◆ Given records
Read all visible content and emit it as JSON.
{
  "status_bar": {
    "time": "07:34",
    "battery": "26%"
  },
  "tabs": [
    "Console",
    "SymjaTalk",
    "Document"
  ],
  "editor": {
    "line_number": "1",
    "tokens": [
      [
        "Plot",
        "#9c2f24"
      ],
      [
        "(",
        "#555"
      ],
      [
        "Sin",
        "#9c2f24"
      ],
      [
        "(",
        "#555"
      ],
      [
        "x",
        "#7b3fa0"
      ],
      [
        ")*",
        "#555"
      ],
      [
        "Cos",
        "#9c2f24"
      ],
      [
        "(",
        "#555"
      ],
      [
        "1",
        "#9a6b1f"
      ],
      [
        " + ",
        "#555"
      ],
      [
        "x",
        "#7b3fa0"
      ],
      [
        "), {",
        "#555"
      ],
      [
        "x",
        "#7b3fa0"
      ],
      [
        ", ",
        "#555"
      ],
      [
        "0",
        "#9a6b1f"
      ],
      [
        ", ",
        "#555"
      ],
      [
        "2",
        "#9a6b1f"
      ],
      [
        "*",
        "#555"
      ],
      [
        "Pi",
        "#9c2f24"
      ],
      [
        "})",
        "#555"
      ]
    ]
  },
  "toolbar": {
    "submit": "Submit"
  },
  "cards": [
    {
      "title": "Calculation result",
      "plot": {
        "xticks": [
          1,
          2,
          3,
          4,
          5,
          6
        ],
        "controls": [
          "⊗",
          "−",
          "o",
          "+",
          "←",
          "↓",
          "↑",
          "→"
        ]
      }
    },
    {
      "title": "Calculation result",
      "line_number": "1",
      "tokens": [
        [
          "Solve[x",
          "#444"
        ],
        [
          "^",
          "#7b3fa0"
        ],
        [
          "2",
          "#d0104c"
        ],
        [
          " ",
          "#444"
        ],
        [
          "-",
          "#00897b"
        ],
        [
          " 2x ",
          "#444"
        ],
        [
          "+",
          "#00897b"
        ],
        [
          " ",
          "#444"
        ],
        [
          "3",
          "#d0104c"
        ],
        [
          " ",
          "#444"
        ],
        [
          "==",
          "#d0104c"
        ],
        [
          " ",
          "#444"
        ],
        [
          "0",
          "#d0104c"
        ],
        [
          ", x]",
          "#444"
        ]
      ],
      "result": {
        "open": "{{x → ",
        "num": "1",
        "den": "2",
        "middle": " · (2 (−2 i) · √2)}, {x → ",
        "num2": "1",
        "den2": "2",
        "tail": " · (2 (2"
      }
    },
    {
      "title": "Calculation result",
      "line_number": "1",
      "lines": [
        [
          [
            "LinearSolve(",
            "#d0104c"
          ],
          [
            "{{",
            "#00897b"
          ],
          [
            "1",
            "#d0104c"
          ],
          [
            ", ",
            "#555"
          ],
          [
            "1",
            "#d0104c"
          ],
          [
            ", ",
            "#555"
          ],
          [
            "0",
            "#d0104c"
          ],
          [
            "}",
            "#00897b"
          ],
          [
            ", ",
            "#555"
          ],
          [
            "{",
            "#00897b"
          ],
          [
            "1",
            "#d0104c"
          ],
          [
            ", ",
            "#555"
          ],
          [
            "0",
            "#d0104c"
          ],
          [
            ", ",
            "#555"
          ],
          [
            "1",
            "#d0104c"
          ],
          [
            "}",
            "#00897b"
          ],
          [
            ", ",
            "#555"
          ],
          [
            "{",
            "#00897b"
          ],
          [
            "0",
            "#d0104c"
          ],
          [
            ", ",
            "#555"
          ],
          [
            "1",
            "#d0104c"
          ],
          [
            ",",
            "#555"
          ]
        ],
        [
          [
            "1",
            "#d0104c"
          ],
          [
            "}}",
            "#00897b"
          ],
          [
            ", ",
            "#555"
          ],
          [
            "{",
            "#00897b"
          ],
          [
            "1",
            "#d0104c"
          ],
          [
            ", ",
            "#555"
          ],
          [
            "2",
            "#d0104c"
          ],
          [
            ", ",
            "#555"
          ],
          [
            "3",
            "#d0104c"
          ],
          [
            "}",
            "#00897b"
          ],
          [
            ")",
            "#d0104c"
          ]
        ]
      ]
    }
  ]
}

◆ Short task
Write out every line from the records above, word for word.

◆ Output below
Read all visible content and emit it as JSON.
{
  "status_bar": {
    "time": "07:34",
    "battery": "26%"
  },
  "tabs": [
    "Console",
    "SymjaTalk",
    "Document"
  ],
  "editor": {
    "line_number": "1",
    "tokens": [
      [
        "Plot",
        "#9c2f24"
      ],
      [
        "(",
        "#555"
      ],
      [
        "Sin",
        "#9c2f24"
      ],
      [
        "(",
        "#555"
      ],
      [
        "x",
        "#7b3fa0"
      ],
      [
        ")*",
        "#555"
      ],
      [
        "Cos",
        "#9c2f24"
      ],
      [
        "(",
        "#555"
      ],
      [
        "1",
        "#9a6b1f"
      ],
      [
        " + ",
        "#555"
      ],
      [
        "x",
        "#7b3fa0"
      ],
      [
        "), {",
        "#555"
      ],
      [
        "x",
        "#7b3fa0"
      ],
      [
        ", ",
        "#555"
      ],
      [
        "0",
        "#9a6b1f"
      ],
      [
        ", ",
        "#555"
      ],
      [
        "2",
        "#9a6b1f"
      ],
      [
        "*",
        "#555"
      ],
      [
        "Pi",
        "#9c2f24"
      ],
      [
        "})",
        "#555"
      ]
    ]
  },
  "toolbar": {
    "submit": "Submit"
  },
  "cards": [
    {
      "title": "Calculation result",
      "plot": {
        "xticks": [
          1,
          2,
          3,
          4,
          5,
          6
        ],
        "controls": [
          "⊗",
          "−",
          "o",
          "+",
          "←",
          "↓",
          "↑",
          "→"
        ]
      }
    },
    {
      "title": "Calculation result",
      "line_number": "1",
      "tokens": [
        [
          "Solve[x",
          "#444"
        ],
        [
          "^",
          "#7b3fa0"
        ],
        [
          "2",
          "#d0104c"
        ],
        [
          " ",
          "#444"
        ],
        [
          "-",
          "#00897b"
        ],
        [
          " 2x ",
          "#444"
        ],
        [
          "+",
          "#00897b"
        ],
        [
          " ",
          "#444"
        ],
        [
          "3",
          "#d0104c"
        ],
        [
          " ",
          "#444"
        ],
        [
          "==",
          "#d0104c"
        ],
        [
          " ",
          "#444"
        ],
        [
          "0",
          "#d0104c"
        ],
        [
          ", x]",
          "#444"
        ]
      ],
      "result": {
        "open": "{{x → ",
        "num": "1",
        "den": "2",
        "middle": " · (2 (−2 i) · √2)}, {x → ",
        "num2": "1",
        "den2": "2",
        "tail": " · (2 (2"
      }
    },
    {
      "title": "Calculation result",
      "line_number": "1",
      "lines": [
        [
          [
            "LinearSolve(",
            "#d0104c"
          ],
          [
            "{{",
            "#00897b"
          ],
          [
            "1",
            "#d0104c"
          ],
          [
            ", ",
            "#555"
          ],
          [
            "1",
            "#d0104c"
          ],
          [
            ", ",
            "#555"
          ],
          [
            "0",
            "#d0104c"
          ],
          [
            "}",
            "#00897b"
          ],
          [
            ", ",
            "#555"
          ],
          [
            "{",
            "#00897b"
          ],
          [
            "1",
            "#d0104c"
          ],
          [
            ", ",
            "#555"
          ],
          [
            "0",
            "#d0104c"
          ],
          [
            ", ",
            "#555"
          ],
          [
            "1",
            "#d0104c"
          ],
          [
            "}",
            "#00897b"
          ],
          [
            ", ",
            "#555"
          ],
          [
            "{",
            "#00897b"
          ],
          [
            "0",
            "#d0104c"
          ],
          [
            ", ",
            "#555"
          ],
          [
            "1",
            "#d0104c"
          ],
          [
            ",",
            "#555"
          ]
        ],
        [
          [
            "1",
            "#d0104c"
          ],
          [
            "}}",
            "#00897b"
          ],
          [
            ", ",
            "#555"
          ],
          [
            "{",
            "#00897b"
          ],
          [
            "1",
            "#d0104c"
          ],
          [
            ", ",
            "#555"
          ],
          [
            "2",
            "#d0104c"
          ],
          [
            ", ",
            "#555"
          ],
          [
            "3",
            "#d0104c"
          ],
          [
            "}",
            "#00897b"
          ],
          [
            ")",
            "#d0104c"
          ]
        ]
      ]
    }
  ]
}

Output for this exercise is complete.